* _Raw records_

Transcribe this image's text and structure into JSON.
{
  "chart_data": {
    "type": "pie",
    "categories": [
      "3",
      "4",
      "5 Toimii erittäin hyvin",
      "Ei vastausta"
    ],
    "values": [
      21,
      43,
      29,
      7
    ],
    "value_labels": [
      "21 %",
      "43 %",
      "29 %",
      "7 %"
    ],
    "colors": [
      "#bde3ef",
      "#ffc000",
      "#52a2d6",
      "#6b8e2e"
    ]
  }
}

* _Written problem_
Output the data above exactly, please, line for line.

* _Correct answer_
Transcribe this image's text and structure into JSON.
{
  "chart_data": {
    "type": "pie",
    "categories": [
      "3",
      "4",
      "5 Toimii erittäin hyvin",
      "Ei vastausta"
    ],
    "values": [
      21,
      43,
      29,
      7
    ],
    "value_labels": [
      "21 %",
      "43 %",
      "29 %",
      "7 %"
    ],
    "colors": [
      "#bde3ef",
      "#ffc000",
      "#52a2d6",
      "#6b8e2e"
    ]
  }
}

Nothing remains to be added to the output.